*WHAT TO PRODUCE*. In the data below, find the line with "Transcribe this image's" and output it along with every later line, exactly, but not the pictures.

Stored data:
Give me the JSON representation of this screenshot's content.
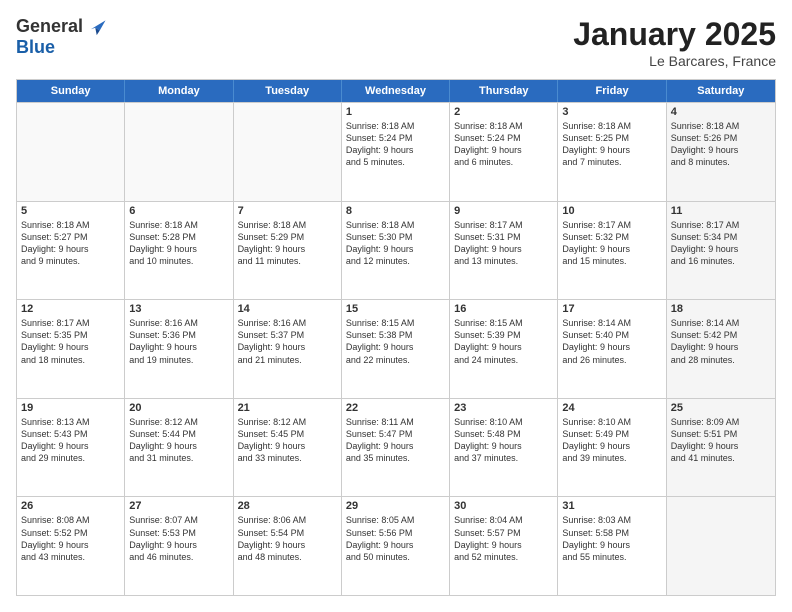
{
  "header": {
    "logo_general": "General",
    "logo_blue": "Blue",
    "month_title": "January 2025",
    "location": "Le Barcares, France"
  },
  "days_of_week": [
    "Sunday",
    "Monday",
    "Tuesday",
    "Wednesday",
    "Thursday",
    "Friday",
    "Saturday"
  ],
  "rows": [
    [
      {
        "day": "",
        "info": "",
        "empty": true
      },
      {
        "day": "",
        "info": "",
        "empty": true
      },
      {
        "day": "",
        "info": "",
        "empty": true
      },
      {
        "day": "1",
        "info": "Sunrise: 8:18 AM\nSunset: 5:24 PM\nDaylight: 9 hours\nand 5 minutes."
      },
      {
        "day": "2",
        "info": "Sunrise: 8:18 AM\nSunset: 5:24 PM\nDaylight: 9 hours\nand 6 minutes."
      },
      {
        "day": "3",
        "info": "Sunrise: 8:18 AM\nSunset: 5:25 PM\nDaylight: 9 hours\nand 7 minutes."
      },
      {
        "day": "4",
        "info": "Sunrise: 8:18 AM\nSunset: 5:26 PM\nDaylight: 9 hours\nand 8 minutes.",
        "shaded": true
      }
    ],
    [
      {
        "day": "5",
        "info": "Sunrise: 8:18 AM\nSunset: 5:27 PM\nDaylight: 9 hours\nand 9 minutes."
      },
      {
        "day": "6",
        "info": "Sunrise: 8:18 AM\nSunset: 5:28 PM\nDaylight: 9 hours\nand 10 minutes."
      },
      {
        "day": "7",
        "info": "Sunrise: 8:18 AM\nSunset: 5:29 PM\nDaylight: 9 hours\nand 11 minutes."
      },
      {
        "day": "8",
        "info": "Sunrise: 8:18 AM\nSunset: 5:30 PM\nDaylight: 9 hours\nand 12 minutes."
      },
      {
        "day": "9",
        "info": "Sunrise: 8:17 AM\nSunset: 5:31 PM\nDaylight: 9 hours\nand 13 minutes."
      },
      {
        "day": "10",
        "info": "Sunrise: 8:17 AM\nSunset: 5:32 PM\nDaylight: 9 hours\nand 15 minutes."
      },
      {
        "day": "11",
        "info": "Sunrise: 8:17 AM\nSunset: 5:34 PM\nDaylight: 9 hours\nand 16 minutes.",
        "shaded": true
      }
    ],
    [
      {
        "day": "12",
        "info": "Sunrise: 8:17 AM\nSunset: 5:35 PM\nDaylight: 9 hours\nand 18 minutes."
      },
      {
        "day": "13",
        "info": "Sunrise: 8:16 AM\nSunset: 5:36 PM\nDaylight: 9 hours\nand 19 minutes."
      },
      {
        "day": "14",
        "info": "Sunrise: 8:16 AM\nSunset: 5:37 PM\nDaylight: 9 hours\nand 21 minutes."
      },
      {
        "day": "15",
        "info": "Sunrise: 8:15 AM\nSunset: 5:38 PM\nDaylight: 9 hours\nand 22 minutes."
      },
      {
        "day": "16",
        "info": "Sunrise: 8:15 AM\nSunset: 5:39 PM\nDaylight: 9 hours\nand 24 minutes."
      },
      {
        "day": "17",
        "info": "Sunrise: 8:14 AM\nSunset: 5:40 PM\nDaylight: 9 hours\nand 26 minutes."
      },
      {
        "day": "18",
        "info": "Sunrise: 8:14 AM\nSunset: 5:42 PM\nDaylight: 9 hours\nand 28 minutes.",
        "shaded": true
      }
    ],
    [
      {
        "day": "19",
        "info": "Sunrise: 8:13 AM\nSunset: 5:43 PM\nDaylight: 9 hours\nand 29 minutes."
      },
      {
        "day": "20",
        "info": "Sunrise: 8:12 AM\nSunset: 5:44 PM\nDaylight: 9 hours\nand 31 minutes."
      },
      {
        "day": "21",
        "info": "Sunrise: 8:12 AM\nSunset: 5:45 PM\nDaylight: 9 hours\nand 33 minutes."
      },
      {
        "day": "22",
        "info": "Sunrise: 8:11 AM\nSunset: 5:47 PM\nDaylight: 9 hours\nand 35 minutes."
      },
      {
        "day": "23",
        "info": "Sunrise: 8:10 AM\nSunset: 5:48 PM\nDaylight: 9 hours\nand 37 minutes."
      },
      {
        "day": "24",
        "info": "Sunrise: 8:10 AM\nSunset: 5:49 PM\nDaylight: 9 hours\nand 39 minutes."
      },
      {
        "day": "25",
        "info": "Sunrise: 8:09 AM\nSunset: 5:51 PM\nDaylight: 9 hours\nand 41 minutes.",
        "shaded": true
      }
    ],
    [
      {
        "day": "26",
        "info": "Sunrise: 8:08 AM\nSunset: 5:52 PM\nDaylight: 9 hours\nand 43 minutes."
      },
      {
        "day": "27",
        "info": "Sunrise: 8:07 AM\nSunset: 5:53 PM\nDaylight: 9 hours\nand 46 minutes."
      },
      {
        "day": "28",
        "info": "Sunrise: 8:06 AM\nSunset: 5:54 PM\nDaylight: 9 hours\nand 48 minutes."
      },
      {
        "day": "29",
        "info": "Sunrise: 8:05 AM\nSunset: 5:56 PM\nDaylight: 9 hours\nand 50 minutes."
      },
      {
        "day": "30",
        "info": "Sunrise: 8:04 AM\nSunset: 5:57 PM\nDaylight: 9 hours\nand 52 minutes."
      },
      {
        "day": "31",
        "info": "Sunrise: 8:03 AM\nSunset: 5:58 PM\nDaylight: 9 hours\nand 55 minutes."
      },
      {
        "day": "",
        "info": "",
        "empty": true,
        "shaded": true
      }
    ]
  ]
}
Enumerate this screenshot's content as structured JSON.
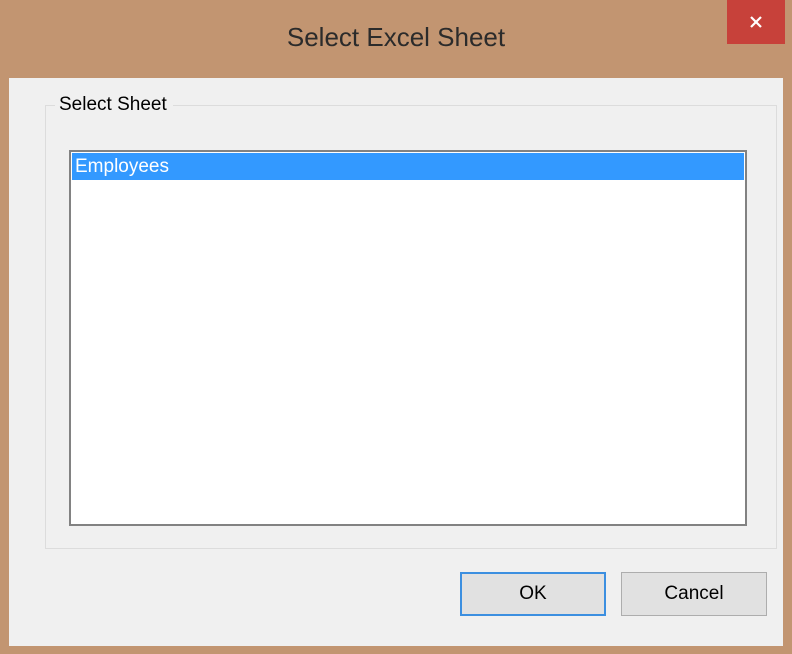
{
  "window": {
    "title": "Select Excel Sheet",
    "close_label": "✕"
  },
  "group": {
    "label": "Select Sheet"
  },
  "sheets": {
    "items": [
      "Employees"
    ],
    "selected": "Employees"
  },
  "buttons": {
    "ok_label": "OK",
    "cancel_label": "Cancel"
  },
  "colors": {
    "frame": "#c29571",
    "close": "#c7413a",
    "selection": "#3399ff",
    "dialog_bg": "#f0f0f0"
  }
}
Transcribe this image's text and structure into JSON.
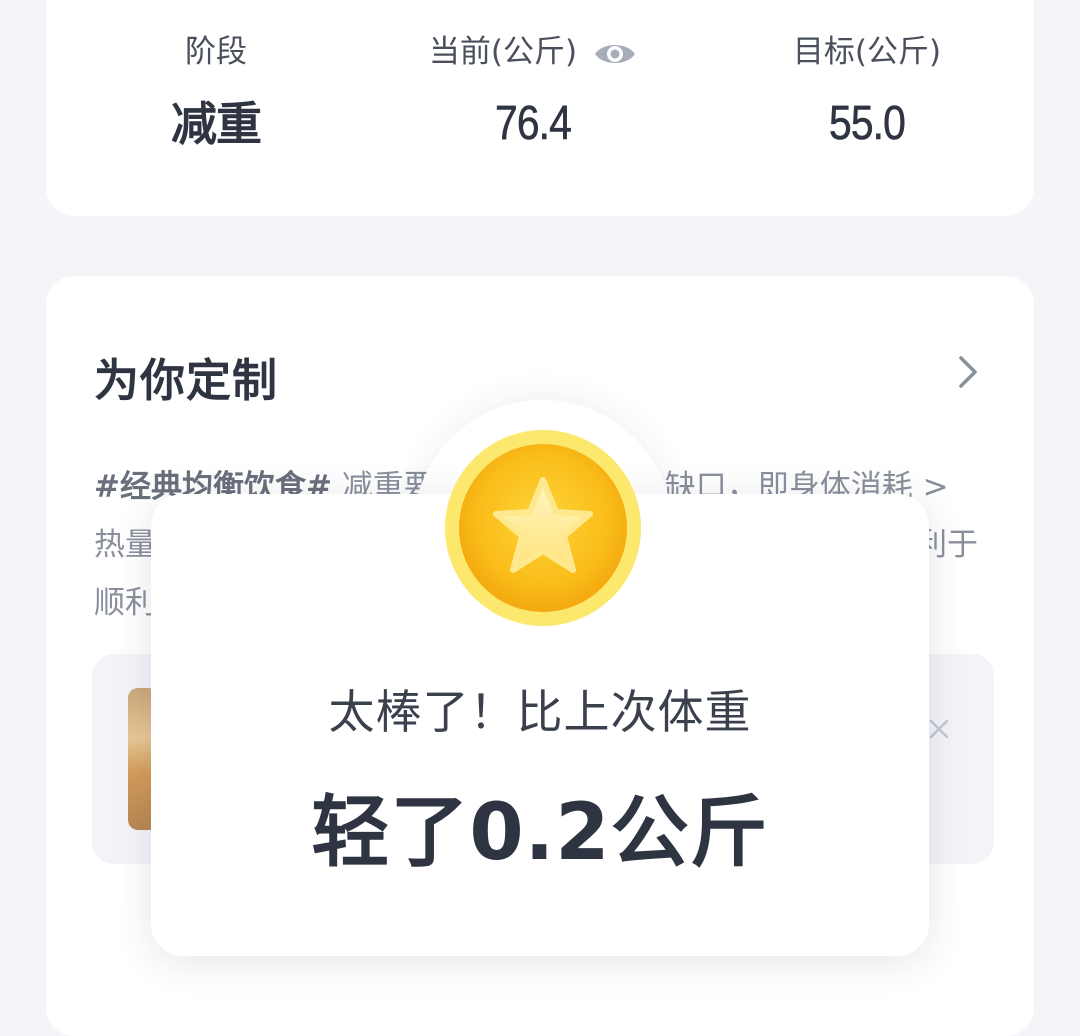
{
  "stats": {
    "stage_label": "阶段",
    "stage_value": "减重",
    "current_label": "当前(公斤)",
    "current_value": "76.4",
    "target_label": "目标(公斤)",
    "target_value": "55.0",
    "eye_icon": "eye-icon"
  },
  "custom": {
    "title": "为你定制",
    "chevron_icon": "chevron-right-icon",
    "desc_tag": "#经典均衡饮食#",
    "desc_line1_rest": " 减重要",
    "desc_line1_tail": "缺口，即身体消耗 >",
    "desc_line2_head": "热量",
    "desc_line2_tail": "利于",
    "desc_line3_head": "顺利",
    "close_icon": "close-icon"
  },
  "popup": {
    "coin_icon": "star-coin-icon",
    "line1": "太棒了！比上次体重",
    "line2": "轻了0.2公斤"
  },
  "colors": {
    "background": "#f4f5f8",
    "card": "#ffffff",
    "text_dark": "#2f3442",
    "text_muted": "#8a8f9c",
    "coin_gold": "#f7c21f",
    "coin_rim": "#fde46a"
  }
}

*ANSWER*.
Transcribe this image's text and structure into JSON.
{
  "stats": {
    "stage_label": "阶段",
    "stage_value": "减重",
    "current_label": "当前(公斤)",
    "current_value": "76.4",
    "target_label": "目标(公斤)",
    "target_value": "55.0",
    "eye_icon": "eye-icon"
  },
  "custom": {
    "title": "为你定制",
    "chevron_icon": "chevron-right-icon",
    "desc_tag": "#经典均衡饮食#",
    "desc_line1_rest": " 减重要",
    "desc_line1_tail": "缺口，即身体消耗 >",
    "desc_line2_head": "热量",
    "desc_line2_tail": "利于",
    "desc_line3_head": "顺利",
    "close_icon": "close-icon"
  },
  "popup": {
    "coin_icon": "star-coin-icon",
    "line1": "太棒了！比上次体重",
    "line2": "轻了0.2公斤"
  },
  "colors": {
    "background": "#f4f5f8",
    "card": "#ffffff",
    "text_dark": "#2f3442",
    "text_muted": "#8a8f9c",
    "coin_gold": "#f7c21f",
    "coin_rim": "#fde46a"
  }
}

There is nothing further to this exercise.